**Entries shown**
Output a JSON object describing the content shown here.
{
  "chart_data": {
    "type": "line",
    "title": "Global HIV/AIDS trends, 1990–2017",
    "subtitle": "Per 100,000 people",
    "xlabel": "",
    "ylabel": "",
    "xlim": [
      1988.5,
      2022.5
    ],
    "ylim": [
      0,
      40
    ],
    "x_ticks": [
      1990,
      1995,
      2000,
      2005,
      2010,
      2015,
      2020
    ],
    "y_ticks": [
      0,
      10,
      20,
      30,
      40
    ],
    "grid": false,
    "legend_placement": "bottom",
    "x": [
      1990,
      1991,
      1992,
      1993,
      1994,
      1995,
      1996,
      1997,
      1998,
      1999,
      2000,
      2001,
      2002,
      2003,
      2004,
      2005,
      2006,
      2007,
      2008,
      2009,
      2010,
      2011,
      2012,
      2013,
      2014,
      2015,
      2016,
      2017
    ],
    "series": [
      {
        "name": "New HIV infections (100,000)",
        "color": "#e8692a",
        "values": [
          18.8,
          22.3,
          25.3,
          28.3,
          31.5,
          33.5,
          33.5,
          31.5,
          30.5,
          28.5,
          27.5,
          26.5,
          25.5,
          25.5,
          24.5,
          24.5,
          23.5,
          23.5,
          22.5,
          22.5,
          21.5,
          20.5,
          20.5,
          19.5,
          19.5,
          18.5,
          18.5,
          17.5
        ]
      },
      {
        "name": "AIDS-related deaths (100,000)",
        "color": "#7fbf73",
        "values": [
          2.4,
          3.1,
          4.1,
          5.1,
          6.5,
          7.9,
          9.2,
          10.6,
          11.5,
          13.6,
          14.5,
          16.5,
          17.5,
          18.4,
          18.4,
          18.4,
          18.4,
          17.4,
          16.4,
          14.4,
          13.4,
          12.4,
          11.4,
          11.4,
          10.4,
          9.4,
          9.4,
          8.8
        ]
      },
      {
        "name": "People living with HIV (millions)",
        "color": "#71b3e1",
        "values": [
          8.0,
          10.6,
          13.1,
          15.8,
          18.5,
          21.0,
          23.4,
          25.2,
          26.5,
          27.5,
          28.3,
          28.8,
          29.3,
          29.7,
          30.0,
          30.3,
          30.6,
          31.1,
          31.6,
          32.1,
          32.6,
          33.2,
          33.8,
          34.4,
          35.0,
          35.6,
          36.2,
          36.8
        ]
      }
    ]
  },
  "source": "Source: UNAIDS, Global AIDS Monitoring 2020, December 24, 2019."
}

**Task instructions**
Copy out each line of the records where the string "name" appears.

**Output below**
        "name": "New HIV infections (100,000)",
        "name": "AIDS-related deaths (100,000)",
        "name": "People living with HIV (millions)",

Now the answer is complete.